* [Required task]
Can you retype the lines of the material below, starting at the line containing "cell-a-developper[interactable] [416, 537, 501, 564]" and ending at the line containing "criterion-cell [76, 365, 331, 392]", with both of those lines included and every character unchanged?

══════════

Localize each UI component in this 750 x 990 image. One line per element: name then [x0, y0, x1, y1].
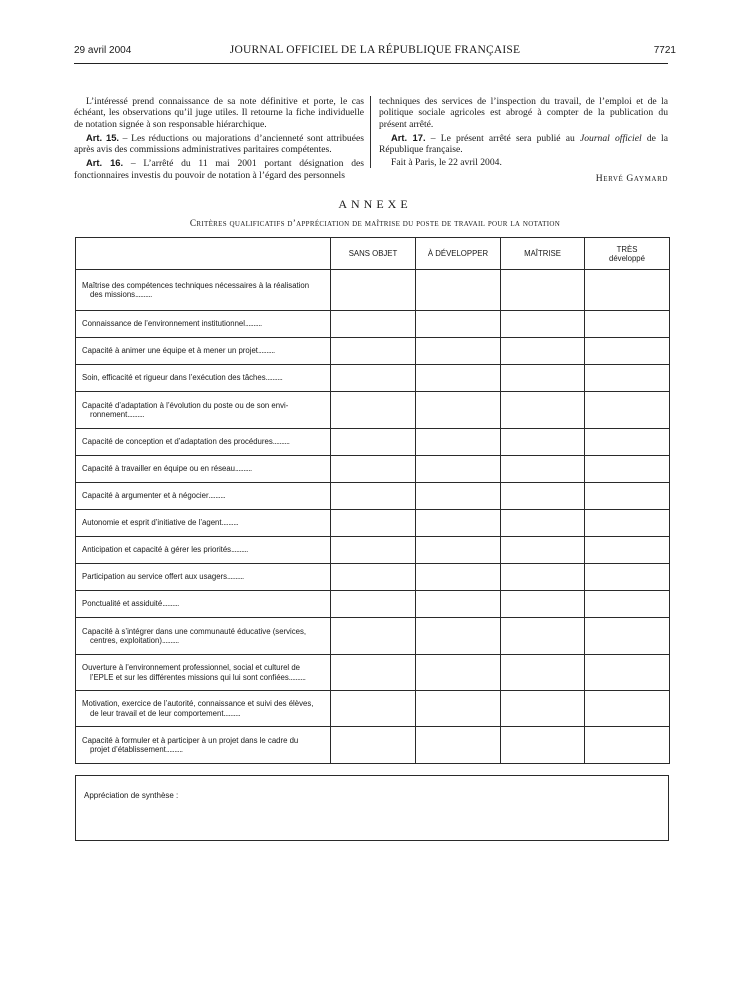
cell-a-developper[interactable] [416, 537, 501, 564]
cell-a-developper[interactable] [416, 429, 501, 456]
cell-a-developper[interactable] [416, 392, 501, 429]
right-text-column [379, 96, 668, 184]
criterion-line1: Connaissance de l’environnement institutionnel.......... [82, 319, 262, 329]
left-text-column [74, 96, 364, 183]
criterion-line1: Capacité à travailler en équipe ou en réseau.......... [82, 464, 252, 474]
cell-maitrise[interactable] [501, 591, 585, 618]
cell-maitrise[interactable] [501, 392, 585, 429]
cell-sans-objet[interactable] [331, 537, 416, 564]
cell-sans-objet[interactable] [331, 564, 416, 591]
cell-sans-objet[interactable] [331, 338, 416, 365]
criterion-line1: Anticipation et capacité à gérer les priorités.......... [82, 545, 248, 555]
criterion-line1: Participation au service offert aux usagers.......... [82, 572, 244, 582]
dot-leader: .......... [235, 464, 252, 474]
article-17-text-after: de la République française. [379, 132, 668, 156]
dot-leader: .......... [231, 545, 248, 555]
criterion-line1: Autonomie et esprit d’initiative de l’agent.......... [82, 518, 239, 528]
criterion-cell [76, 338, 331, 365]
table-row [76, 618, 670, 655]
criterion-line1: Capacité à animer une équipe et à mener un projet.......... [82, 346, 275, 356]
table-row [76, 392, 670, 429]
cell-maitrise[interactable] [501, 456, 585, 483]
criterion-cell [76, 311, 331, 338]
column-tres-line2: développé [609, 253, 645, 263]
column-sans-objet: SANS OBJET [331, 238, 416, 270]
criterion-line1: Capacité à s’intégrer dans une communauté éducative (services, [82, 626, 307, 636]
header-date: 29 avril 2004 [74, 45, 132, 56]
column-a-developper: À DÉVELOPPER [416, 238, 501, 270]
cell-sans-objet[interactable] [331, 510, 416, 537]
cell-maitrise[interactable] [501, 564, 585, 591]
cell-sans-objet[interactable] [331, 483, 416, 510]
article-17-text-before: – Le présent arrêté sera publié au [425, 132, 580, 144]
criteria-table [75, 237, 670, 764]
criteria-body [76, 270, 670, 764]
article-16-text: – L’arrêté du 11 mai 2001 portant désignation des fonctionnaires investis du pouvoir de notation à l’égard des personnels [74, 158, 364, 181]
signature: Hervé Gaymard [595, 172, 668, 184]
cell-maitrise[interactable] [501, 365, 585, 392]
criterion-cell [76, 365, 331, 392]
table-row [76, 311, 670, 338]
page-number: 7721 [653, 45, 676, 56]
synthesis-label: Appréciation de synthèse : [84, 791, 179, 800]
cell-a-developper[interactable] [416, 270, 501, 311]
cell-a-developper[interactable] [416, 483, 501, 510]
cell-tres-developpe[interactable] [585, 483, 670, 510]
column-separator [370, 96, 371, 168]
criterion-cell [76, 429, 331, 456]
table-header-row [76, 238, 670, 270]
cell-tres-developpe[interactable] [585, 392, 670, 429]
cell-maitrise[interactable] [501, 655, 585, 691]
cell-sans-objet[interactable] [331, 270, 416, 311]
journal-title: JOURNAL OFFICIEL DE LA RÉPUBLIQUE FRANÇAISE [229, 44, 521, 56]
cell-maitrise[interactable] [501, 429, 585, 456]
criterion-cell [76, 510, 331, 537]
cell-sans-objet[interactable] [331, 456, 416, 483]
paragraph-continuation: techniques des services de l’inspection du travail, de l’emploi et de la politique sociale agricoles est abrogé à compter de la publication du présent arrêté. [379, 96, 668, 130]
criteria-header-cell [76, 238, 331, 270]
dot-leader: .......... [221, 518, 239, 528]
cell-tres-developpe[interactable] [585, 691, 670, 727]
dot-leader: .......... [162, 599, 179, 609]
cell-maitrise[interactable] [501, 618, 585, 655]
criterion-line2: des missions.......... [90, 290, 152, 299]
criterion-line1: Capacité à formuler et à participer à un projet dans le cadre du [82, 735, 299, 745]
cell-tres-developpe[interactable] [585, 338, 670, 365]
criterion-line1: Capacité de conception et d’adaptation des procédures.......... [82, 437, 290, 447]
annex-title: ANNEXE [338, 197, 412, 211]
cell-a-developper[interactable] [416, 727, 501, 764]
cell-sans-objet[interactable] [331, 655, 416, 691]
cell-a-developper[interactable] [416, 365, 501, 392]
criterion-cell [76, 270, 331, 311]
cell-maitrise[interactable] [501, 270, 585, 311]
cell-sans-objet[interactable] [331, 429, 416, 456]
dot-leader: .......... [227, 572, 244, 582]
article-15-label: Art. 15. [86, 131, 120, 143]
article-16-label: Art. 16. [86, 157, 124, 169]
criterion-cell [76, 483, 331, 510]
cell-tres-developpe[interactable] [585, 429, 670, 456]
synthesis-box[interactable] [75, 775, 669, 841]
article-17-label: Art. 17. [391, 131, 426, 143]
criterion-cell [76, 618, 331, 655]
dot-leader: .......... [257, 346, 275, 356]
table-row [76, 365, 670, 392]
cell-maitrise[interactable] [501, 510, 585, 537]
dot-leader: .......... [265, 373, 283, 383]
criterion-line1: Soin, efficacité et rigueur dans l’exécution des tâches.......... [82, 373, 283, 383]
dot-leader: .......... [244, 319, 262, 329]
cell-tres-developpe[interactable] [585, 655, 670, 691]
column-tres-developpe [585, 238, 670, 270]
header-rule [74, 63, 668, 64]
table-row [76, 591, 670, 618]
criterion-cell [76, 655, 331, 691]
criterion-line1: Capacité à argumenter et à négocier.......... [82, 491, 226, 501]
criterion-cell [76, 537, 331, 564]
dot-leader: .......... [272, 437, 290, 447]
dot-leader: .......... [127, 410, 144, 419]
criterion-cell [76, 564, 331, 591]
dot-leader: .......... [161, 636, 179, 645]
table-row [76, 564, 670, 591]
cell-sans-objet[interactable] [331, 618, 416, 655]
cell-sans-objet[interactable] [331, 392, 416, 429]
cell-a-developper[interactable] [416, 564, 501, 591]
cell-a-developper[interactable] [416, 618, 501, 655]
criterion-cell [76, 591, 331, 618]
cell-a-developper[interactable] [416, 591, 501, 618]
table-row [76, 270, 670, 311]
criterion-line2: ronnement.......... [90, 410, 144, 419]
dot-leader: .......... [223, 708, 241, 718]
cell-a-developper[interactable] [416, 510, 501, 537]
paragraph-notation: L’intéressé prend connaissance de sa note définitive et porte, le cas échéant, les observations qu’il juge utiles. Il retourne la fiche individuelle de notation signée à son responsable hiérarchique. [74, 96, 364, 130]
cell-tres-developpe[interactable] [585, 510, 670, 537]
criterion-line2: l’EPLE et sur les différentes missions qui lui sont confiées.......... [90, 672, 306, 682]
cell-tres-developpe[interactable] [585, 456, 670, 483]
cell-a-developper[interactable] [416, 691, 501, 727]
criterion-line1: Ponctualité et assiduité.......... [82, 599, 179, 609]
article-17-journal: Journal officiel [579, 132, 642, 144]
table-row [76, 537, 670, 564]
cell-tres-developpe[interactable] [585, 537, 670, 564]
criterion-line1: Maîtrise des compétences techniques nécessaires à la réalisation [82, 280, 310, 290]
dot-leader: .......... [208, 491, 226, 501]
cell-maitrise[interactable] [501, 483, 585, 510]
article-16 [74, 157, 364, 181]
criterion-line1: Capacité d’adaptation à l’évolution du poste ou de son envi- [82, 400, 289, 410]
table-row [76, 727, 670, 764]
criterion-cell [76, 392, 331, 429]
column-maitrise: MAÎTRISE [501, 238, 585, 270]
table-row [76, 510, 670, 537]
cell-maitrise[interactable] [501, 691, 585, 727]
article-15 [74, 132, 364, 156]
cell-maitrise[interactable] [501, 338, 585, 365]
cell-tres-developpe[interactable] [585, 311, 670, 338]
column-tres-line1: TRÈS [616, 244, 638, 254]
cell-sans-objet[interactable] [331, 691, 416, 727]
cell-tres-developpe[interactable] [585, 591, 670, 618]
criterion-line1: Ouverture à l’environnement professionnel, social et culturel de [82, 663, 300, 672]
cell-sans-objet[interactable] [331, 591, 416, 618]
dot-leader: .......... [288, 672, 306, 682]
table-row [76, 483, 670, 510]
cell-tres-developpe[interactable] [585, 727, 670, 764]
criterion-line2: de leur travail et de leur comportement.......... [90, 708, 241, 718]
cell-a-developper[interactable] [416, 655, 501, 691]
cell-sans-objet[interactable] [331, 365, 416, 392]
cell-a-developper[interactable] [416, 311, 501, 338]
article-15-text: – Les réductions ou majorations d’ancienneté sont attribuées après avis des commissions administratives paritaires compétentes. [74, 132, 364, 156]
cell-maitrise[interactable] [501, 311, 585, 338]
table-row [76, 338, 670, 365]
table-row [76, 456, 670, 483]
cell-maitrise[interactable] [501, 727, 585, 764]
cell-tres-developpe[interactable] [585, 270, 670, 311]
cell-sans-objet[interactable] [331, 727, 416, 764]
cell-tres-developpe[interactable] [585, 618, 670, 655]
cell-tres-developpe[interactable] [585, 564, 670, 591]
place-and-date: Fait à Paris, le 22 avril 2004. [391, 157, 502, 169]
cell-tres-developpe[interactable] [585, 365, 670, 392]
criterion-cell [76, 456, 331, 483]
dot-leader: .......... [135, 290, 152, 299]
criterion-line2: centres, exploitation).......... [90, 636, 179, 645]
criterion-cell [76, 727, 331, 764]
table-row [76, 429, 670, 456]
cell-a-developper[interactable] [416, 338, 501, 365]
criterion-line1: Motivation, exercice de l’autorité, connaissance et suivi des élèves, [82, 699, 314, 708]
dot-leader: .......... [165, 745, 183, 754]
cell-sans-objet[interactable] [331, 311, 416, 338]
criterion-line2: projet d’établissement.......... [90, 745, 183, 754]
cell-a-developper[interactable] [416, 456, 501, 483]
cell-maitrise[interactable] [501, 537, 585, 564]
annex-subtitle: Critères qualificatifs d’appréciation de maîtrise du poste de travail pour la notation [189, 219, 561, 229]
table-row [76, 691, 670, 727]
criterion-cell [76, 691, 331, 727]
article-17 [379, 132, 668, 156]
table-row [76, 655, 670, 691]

══════════

* [Expected output]
cell-a-developper[interactable] [416, 537, 501, 564]
cell-a-developper[interactable] [416, 429, 501, 456]
cell-a-developper[interactable] [416, 392, 501, 429]
right-text-column [379, 96, 668, 184]
criterion-line1: Connaissance de l’environnement institutionnel.......... [82, 319, 262, 329]
left-text-column [74, 96, 364, 183]
criterion-line1: Capacité à travailler en équipe ou en réseau.......... [82, 464, 252, 474]
cell-maitrise[interactable] [501, 591, 585, 618]
cell-maitrise[interactable] [501, 392, 585, 429]
cell-sans-objet[interactable] [331, 537, 416, 564]
cell-sans-objet[interactable] [331, 564, 416, 591]
cell-sans-objet[interactable] [331, 338, 416, 365]
criterion-line1: Anticipation et capacité à gérer les priorités.......... [82, 545, 248, 555]
criterion-line1: Participation au service offert aux usagers.......... [82, 572, 244, 582]
dot-leader: .......... [235, 464, 252, 474]
article-17-text-after: de la République française. [379, 132, 668, 156]
dot-leader: .......... [231, 545, 248, 555]
criterion-line1: Autonomie et esprit d’initiative de l’agent.......... [82, 518, 239, 528]
criterion-cell [76, 338, 331, 365]
table-row [76, 618, 670, 655]
criterion-line1: Capacité à animer une équipe et à mener un projet.......... [82, 346, 275, 356]
table-row [76, 392, 670, 429]
cell-maitrise[interactable] [501, 456, 585, 483]
criterion-cell [76, 311, 331, 338]
column-tres-line2: développé [609, 253, 645, 263]
column-sans-objet: SANS OBJET [331, 238, 416, 270]
criterion-line1: Capacité à s’intégrer dans une communauté éducative (services, [82, 626, 307, 636]
header-date: 29 avril 2004 [74, 45, 132, 56]
column-a-developper: À DÉVELOPPER [416, 238, 501, 270]
cell-sans-objet[interactable] [331, 510, 416, 537]
cell-maitrise[interactable] [501, 564, 585, 591]
cell-sans-objet[interactable] [331, 483, 416, 510]
article-17-text-before: – Le présent arrêté sera publié au [425, 132, 580, 144]
criteria-table [75, 237, 670, 764]
criteria-body [76, 270, 670, 764]
article-16-text: – L’arrêté du 11 mai 2001 portant désignation des fonctionnaires investis du pouvoir de notation à l’égard des personnels [74, 158, 364, 181]
signature: Hervé Gaymard [595, 172, 668, 184]
cell-maitrise[interactable] [501, 365, 585, 392]
criterion-cell [76, 365, 331, 392]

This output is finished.